— Short task —
Quote each line of the material verbatim, without the pictures.

— Entries from a visual dataset —
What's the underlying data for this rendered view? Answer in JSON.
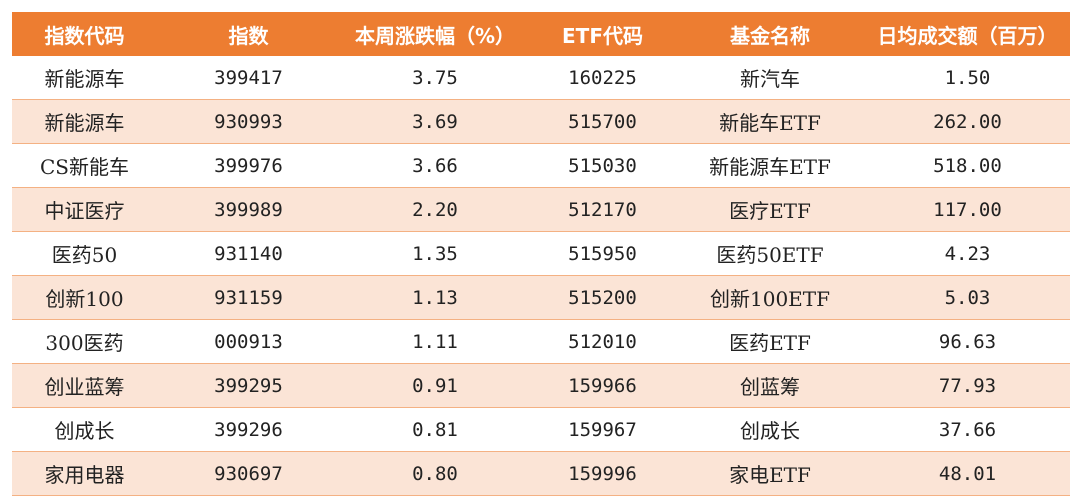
{
  "table": {
    "headers": [
      "指数代码",
      "指数",
      "本周涨跌幅（%）",
      "ETF代码",
      "基金名称",
      "日均成交额（百万）"
    ],
    "rows": [
      [
        "新能源车",
        "399417",
        "3.75",
        "160225",
        "新汽车",
        "1.50"
      ],
      [
        "新能源车",
        "930993",
        "3.69",
        "515700",
        "新能车ETF",
        "262.00"
      ],
      [
        "CS新能车",
        "399976",
        "3.66",
        "515030",
        "新能源车ETF",
        "518.00"
      ],
      [
        "中证医疗",
        "399989",
        "2.20",
        "512170",
        "医疗ETF",
        "117.00"
      ],
      [
        "医药50",
        "931140",
        "1.35",
        "515950",
        "医药50ETF",
        "4.23"
      ],
      [
        "创新100",
        "931159",
        "1.13",
        "515200",
        "创新100ETF",
        "5.03"
      ],
      [
        "300医药",
        "000913",
        "1.11",
        "512010",
        "医药ETF",
        "96.63"
      ],
      [
        "创业蓝筹",
        "399295",
        "0.91",
        "159966",
        "创蓝筹",
        "77.93"
      ],
      [
        "创成长",
        "399296",
        "0.81",
        "159967",
        "创成长",
        "37.66"
      ],
      [
        "家用电器",
        "930697",
        "0.80",
        "159996",
        "家电ETF",
        "48.01"
      ]
    ]
  },
  "colors": {
    "header_bg": "#ed7d31",
    "header_text": "#ffffff",
    "stripe_bg": "#fbe4d6",
    "row_border": "#f4b183"
  }
}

— Task response —
What's the underlying data for this rendered view? Answer in JSON.
{
  "table": {
    "headers": [
      "指数代码",
      "指数",
      "本周涨跌幅（%）",
      "ETF代码",
      "基金名称",
      "日均成交额（百万）"
    ],
    "rows": [
      [
        "新能源车",
        "399417",
        "3.75",
        "160225",
        "新汽车",
        "1.50"
      ],
      [
        "新能源车",
        "930993",
        "3.69",
        "515700",
        "新能车ETF",
        "262.00"
      ],
      [
        "CS新能车",
        "399976",
        "3.66",
        "515030",
        "新能源车ETF",
        "518.00"
      ],
      [
        "中证医疗",
        "399989",
        "2.20",
        "512170",
        "医疗ETF",
        "117.00"
      ],
      [
        "医药50",
        "931140",
        "1.35",
        "515950",
        "医药50ETF",
        "4.23"
      ],
      [
        "创新100",
        "931159",
        "1.13",
        "515200",
        "创新100ETF",
        "5.03"
      ],
      [
        "300医药",
        "000913",
        "1.11",
        "512010",
        "医药ETF",
        "96.63"
      ],
      [
        "创业蓝筹",
        "399295",
        "0.91",
        "159966",
        "创蓝筹",
        "77.93"
      ],
      [
        "创成长",
        "399296",
        "0.81",
        "159967",
        "创成长",
        "37.66"
      ],
      [
        "家用电器",
        "930697",
        "0.80",
        "159996",
        "家电ETF",
        "48.01"
      ]
    ]
  },
  "colors": {
    "header_bg": "#ed7d31",
    "header_text": "#ffffff",
    "stripe_bg": "#fbe4d6",
    "row_border": "#f4b183"
  }
}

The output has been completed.